**What is being asked:**
Reproduce each line of the records below word for word, leaving out the pictures.

**Records for the exercise:**
□ □ □ □ □
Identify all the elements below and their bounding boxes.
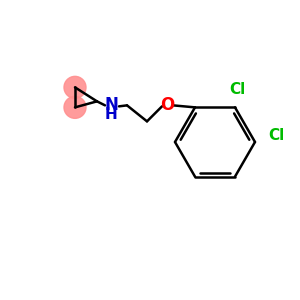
Text: Cl: Cl bbox=[268, 128, 284, 143]
Circle shape bbox=[64, 76, 86, 98]
Circle shape bbox=[64, 96, 86, 118]
Text: H: H bbox=[105, 107, 117, 122]
Text: O: O bbox=[160, 96, 174, 114]
Text: Cl: Cl bbox=[229, 82, 245, 98]
Text: N: N bbox=[104, 96, 118, 114]
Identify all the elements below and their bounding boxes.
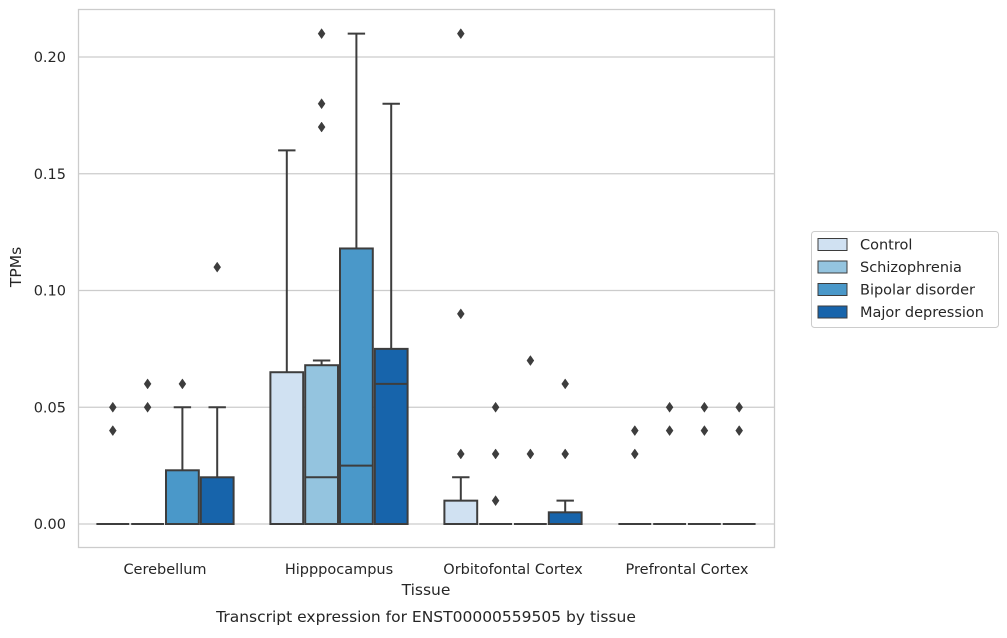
□ □ □ □ □
**Solution to this exercise:**
Identify all the elements below and their bounding boxes.
Text: Cl: Cl bbox=[268, 128, 284, 143]
Circle shape bbox=[64, 76, 86, 98]
Circle shape bbox=[64, 96, 86, 118]
Text: H: H bbox=[105, 107, 117, 122]
Text: O: O bbox=[160, 96, 174, 114]
Text: Cl: Cl bbox=[229, 82, 245, 98]
Text: N: N bbox=[104, 96, 118, 114]
Identify all the elements below and their bounding boxes.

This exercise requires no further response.